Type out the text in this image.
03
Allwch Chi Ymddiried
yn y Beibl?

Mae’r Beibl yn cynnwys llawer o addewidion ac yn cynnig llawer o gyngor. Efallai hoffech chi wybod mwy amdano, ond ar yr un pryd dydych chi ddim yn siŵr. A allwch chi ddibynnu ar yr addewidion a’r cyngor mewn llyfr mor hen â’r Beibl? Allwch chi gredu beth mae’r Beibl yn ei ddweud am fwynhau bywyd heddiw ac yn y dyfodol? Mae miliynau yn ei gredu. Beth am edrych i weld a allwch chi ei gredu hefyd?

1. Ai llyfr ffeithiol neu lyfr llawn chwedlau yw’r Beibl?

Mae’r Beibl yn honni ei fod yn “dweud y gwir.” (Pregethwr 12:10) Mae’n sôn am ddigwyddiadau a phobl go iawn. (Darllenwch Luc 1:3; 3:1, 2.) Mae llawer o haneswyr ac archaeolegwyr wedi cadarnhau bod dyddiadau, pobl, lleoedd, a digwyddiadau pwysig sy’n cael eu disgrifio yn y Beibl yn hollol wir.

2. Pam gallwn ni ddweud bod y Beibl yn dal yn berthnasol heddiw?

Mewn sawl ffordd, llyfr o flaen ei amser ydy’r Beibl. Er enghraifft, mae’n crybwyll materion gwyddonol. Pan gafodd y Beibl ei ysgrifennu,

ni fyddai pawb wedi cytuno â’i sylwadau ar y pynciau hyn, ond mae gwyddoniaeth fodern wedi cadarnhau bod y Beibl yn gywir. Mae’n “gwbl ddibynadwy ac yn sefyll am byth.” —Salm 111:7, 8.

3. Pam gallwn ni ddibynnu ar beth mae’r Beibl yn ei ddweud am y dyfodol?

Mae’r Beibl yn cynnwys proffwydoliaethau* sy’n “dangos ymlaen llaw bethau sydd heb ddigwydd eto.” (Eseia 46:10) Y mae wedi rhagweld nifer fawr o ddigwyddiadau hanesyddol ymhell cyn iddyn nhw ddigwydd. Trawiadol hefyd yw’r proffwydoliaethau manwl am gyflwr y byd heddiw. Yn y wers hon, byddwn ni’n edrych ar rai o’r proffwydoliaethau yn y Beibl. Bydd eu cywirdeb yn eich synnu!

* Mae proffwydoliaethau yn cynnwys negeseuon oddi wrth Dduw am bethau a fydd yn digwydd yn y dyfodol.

**AIM OF THE TASK:**
Copy each line from the data above that includes "Allwch".

**RESPONSE TO THE EXERCISE:**
Allwch Chi Ymddiried
Mae’r Beibl yn cynnwys llawer o addewidion ac yn cynnig llawer o gyngor. Efallai hoffech chi wybod mwy amdano, ond ar yr un pryd dydych chi ddim yn siŵr. A allwch chi ddibynnu ar yr addewidion a’r cyngor mewn llyfr mor hen â’r Beibl? Allwch chi gredu beth mae’r Beibl yn ei ddweud am fwynhau bywyd heddiw ac yn y dyfodol? Mae miliynau yn ei gredu. Beth am edrych i weld a allwch chi ei gredu hefyd?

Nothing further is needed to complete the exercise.